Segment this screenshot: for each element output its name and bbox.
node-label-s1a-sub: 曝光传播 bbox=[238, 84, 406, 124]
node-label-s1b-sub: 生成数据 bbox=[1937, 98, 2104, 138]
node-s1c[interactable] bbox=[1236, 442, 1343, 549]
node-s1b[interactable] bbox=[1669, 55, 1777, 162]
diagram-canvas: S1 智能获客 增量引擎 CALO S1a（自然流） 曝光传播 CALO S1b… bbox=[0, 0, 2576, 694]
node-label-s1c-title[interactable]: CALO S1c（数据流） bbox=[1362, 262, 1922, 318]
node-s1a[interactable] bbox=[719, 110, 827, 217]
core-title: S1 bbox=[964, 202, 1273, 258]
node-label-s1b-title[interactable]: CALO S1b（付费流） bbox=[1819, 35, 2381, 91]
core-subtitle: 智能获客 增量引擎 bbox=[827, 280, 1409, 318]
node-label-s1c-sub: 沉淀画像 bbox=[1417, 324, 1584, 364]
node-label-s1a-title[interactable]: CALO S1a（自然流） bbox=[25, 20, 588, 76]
+++
Reproduce the entries from the start through the line that contains "node-label-s1c-title[interactable]: CALO S1c（数据流）", including that line, replacing "interactable" with "clickable" and leaving everything else unchanged.

Full answer:
Segment this screenshot: for each element output its name and bbox.
node-label-s1a-sub: 曝光传播 bbox=[238, 84, 406, 124]
node-label-s1b-sub: 生成数据 bbox=[1937, 98, 2104, 138]
node-s1c[clickable] bbox=[1236, 442, 1343, 549]
node-s1b[clickable] bbox=[1669, 55, 1777, 162]
diagram-canvas: S1 智能获客 增量引擎 CALO S1a（自然流） 曝光传播 CALO S1b… bbox=[0, 0, 2576, 694]
node-label-s1c-title[clickable]: CALO S1c（数据流） bbox=[1362, 262, 1922, 318]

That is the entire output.